What follows is a listing; restate every line of it word for word.
....
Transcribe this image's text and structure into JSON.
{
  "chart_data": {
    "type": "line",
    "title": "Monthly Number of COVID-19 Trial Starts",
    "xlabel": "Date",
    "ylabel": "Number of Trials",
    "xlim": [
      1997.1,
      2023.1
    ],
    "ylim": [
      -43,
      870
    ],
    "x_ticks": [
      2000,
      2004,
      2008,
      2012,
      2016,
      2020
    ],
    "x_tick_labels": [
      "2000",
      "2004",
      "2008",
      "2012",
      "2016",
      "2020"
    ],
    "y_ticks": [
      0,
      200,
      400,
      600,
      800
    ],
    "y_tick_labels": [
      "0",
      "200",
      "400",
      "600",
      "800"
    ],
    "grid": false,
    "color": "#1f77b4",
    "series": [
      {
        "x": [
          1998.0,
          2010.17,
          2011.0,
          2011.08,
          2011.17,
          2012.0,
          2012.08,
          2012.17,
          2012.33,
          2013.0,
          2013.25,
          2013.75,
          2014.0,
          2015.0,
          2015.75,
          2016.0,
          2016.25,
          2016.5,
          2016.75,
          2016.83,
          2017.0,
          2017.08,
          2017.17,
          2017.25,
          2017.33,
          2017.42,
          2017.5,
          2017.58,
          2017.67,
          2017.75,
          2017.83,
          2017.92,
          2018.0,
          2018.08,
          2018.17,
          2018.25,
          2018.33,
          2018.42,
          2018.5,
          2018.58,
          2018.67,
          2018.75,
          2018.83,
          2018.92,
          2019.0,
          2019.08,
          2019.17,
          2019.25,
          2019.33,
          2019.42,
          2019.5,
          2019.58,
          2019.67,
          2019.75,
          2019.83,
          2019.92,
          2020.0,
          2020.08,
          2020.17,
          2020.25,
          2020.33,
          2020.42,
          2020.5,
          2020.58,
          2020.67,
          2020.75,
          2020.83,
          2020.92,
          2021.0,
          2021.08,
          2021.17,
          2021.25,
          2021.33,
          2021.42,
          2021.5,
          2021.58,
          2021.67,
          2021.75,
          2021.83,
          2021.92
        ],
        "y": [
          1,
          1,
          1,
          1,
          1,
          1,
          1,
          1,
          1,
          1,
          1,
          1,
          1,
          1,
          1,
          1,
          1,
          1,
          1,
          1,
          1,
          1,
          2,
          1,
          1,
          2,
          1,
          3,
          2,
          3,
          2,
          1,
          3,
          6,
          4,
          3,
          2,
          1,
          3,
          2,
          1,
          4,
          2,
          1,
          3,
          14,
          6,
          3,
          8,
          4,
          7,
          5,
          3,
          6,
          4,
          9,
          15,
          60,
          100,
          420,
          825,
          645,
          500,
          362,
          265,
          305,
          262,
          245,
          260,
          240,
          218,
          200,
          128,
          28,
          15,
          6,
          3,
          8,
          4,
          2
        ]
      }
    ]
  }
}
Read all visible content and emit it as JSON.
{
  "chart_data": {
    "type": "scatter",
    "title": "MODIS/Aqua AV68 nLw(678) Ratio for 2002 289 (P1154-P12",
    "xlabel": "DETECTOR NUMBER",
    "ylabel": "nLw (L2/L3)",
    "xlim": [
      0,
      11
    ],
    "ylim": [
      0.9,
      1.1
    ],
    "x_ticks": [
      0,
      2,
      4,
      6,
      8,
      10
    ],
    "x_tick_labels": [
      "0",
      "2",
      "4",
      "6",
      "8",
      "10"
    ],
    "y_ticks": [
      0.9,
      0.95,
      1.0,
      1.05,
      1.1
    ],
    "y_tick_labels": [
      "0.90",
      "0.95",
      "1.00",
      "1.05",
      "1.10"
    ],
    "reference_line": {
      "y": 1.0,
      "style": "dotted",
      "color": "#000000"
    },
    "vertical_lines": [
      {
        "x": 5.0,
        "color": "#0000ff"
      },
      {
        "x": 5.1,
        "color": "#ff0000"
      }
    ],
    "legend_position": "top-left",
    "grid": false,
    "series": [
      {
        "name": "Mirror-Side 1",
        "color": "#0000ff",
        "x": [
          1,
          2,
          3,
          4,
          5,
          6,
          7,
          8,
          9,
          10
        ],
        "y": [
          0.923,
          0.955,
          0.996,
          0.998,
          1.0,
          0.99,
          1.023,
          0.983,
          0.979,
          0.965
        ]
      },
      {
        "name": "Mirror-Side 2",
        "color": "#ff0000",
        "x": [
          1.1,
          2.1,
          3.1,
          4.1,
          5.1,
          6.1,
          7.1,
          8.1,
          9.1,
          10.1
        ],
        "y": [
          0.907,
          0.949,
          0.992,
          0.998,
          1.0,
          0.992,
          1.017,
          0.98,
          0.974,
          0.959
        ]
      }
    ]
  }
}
....
▸ Written response:
Transcribe this image's text and structure into JSON.
{
  "chart_data": {
    "type": "line",
    "title": "Monthly Number of COVID-19 Trial Starts",
    "xlabel": "Date",
    "ylabel": "Number of Trials",
    "xlim": [
      1997.1,
      2023.1
    ],
    "ylim": [
      -43,
      870
    ],
    "x_ticks": [
      2000,
      2004,
      2008,
      2012,
      2016,
      2020
    ],
    "x_tick_labels": [
      "2000",
      "2004",
      "2008",
      "2012",
      "2016",
      "2020"
    ],
    "y_ticks": [
      0,
      200,
      400,
      600,
      800
    ],
    "y_tick_labels": [
      "0",
      "200",
      "400",
      "600",
      "800"
    ],
    "grid": false,
    "color": "#1f77b4",
    "series": [
      {
        "x": [
          1998.0,
          2010.17,
          2011.0,
          2011.08,
          2011.17,
          2012.0,
          2012.08,
          2012.17,
          2012.33,
          2013.0,
          2013.25,
          2013.75,
          2014.0,
          2015.0,
          2015.75,
          2016.0,
          2016.25,
          2016.5,
          2016.75,
          2016.83,
          2017.0,
          2017.08,
          2017.17,
          2017.25,
          2017.33,
          2017.42,
          2017.5,
          2017.58,
          2017.67,
          2017.75,
          2017.83,
          2017.92,
          2018.0,
          2018.08,
          2018.17,
          2018.25,
          2018.33,
          2018.42,
          2018.5,
          2018.58,
          2018.67,
          2018.75,
          2018.83,
          2018.92,
          2019.0,
          2019.08,
          2019.17,
          2019.25,
          2019.33,
          2019.42,
          2019.5,
          2019.58,
          2019.67,
          2019.75,
          2019.83,
          2019.92,
          2020.0,
          2020.08,
          2020.17,
          2020.25,
          2020.33,
          2020.42,
          2020.5,
          2020.58,
          2020.67,
          2020.75,
          2020.83,
          2020.92,
          2021.0,
          2021.08,
          2021.17,
          2021.25,
          2021.33,
          2021.42,
          2021.5,
          2021.58,
          2021.67,
          2021.75,
          2021.83,
          2021.92
        ],
        "y": [
          1,
          1,
          1,
          1,
          1,
          1,
          1,
          1,
          1,
          1,
          1,
          1,
          1,
          1,
          1,
          1,
          1,
          1,
          1,
          1,
          1,
          1,
          2,
          1,
          1,
          2,
          1,
          3,
          2,
          3,
          2,
          1,
          3,
          6,
          4,
          3,
          2,
          1,
          3,
          2,
          1,
          4,
          2,
          1,
          3,
          14,
          6,
          3,
          8,
          4,
          7,
          5,
          3,
          6,
          4,
          9,
          15,
          60,
          100,
          420,
          825,
          645,
          500,
          362,
          265,
          305,
          262,
          245,
          260,
          240,
          218,
          200,
          128,
          28,
          15,
          6,
          3,
          8,
          4,
          2
        ]
      }
    ]
  }
}
Read all visible content and emit it as JSON.
{
  "chart_data": {
    "type": "scatter",
    "title": "MODIS/Aqua AV68 nLw(678) Ratio for 2002 289 (P1154-P12",
    "xlabel": "DETECTOR NUMBER",
    "ylabel": "nLw (L2/L3)",
    "xlim": [
      0,
      11
    ],
    "ylim": [
      0.9,
      1.1
    ],
    "x_ticks": [
      0,
      2,
      4,
      6,
      8,
      10
    ],
    "x_tick_labels": [
      "0",
      "2",
      "4",
      "6",
      "8",
      "10"
    ],
    "y_ticks": [
      0.9,
      0.95,
      1.0,
      1.05,
      1.1
    ],
    "y_tick_labels": [
      "0.90",
      "0.95",
      "1.00",
      "1.05",
      "1.10"
    ],
    "reference_line": {
      "y": 1.0,
      "style": "dotted",
      "color": "#000000"
    },
    "vertical_lines": [
      {
        "x": 5.0,
        "color": "#0000ff"
      },
      {
        "x": 5.1,
        "color": "#ff0000"
      }
    ],
    "legend_position": "top-left",
    "grid": false,
    "series": [
      {
        "name": "Mirror-Side 1",
        "color": "#0000ff",
        "x": [
          1,
          2,
          3,
          4,
          5,
          6,
          7,
          8,
          9,
          10
        ],
        "y": [
          0.923,
          0.955,
          0.996,
          0.998,
          1.0,
          0.99,
          1.023,
          0.983,
          0.979,
          0.965
        ]
      },
      {
        "name": "Mirror-Side 2",
        "color": "#ff0000",
        "x": [
          1.1,
          2.1,
          3.1,
          4.1,
          5.1,
          6.1,
          7.1,
          8.1,
          9.1,
          10.1
        ],
        "y": [
          0.907,
          0.949,
          0.992,
          0.998,
          1.0,
          0.992,
          1.017,
          0.98,
          0.974,
          0.959
        ]
      }
    ]
  }
}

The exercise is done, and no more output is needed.